● **DATA SUPPLIED**:

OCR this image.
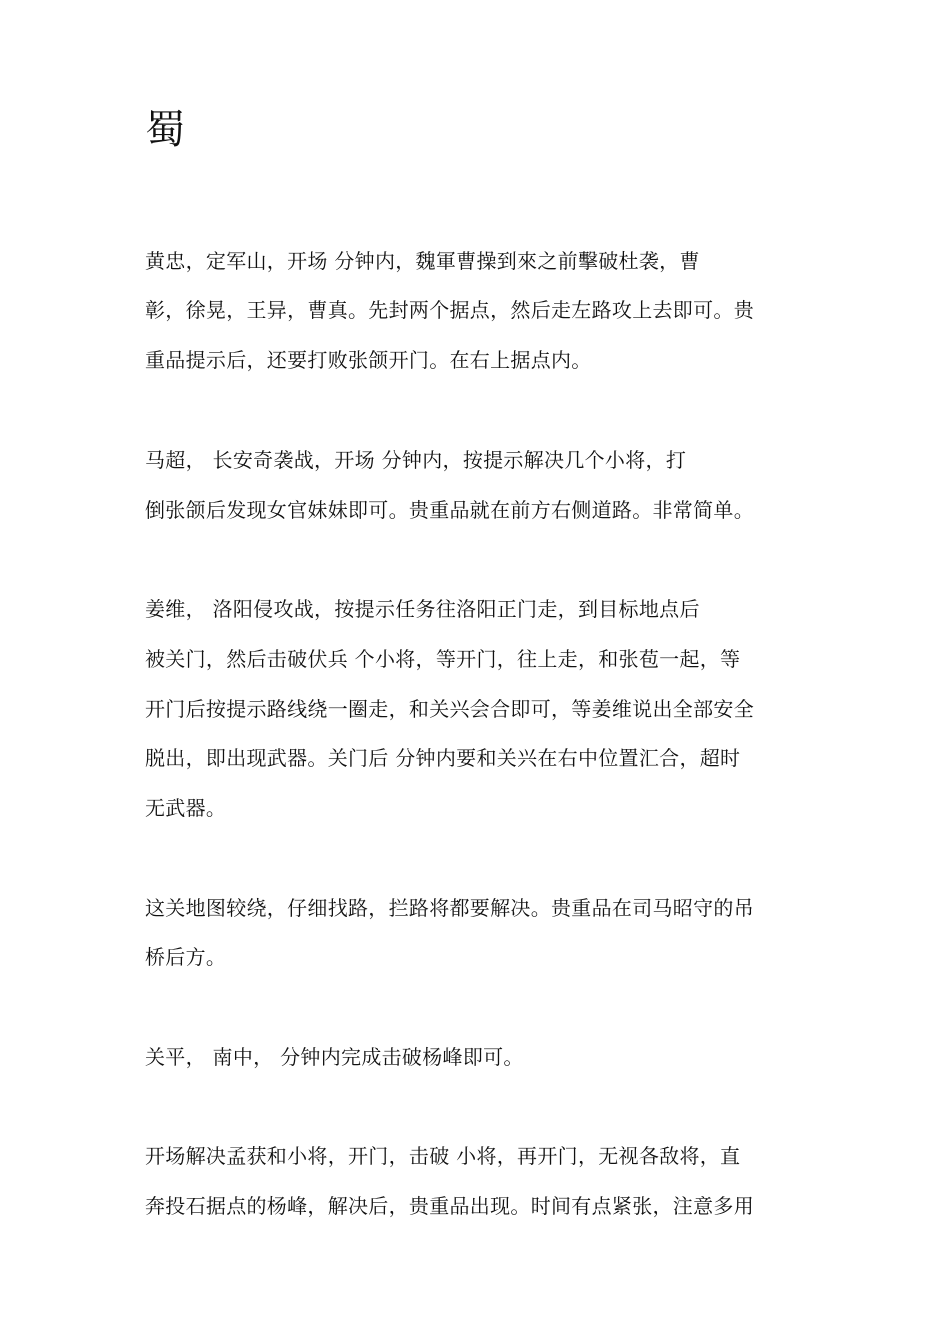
蜀
黄忠，定军山，开场 分钟内，魏軍曹操到來之前擊破杜袭，曹
彰，徐晃，王异，曹真。先封两个据点，然后走左路攻上去即可。贵
重品提示后，还要打败张颌开门。在右上据点内。
马超， 长安奇袭战，开场 分钟内，按提示解决几个小将，打
倒张颌后发现女官妹妹即可。贵重品就在前方右侧道路。非常简单。
姜维， 洛阳侵攻战，按提示任务往洛阳正门走，到目标地点后
被关门，然后击破伏兵 个小将，等开门，往上走，和张苞一起，等
开门后按提示路线绕一圈走，和关兴会合即可，等姜维说出全部安全
脱出，即出现武器。关门后 分钟内要和关兴在右中位置汇合，超时
无武器。
这关地图较绕，仔细找路，拦路将都要解决。贵重品在司马昭守的吊
桥后方。
关平， 南中， 分钟内完成击破杨峰即可。
开场解决孟获和小将，开门，击破 小将，再开门，无视各敌将，直
奔投石据点的杨峰，解决后，贵重品出现。时间有点紧张，注意多用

● **WHAT YOU NEED TO DO**: Leave out the pictures and transcribe the entries above exactly.

● **RESPONSE**:
OCR this image.
蜀
黄忠，定军山，开场 分钟内，魏軍曹操到來之前擊破杜袭，曹
彰，徐晃，王异，曹真。先封两个据点，然后走左路攻上去即可。贵
重品提示后，还要打败张颌开门。在右上据点内。
马超， 长安奇袭战，开场 分钟内，按提示解决几个小将，打
倒张颌后发现女官妹妹即可。贵重品就在前方右侧道路。非常简单。
姜维， 洛阳侵攻战，按提示任务往洛阳正门走，到目标地点后
被关门，然后击破伏兵 个小将，等开门，往上走，和张苞一起，等
开门后按提示路线绕一圈走，和关兴会合即可，等姜维说出全部安全
脱出，即出现武器。关门后 分钟内要和关兴在右中位置汇合，超时
无武器。
这关地图较绕，仔细找路，拦路将都要解决。贵重品在司马昭守的吊
桥后方。
关平， 南中， 分钟内完成击破杨峰即可。
开场解决孟获和小将，开门，击破 小将，再开门，无视各敌将，直
奔投石据点的杨峰，解决后，贵重品出现。时间有点紧张，注意多用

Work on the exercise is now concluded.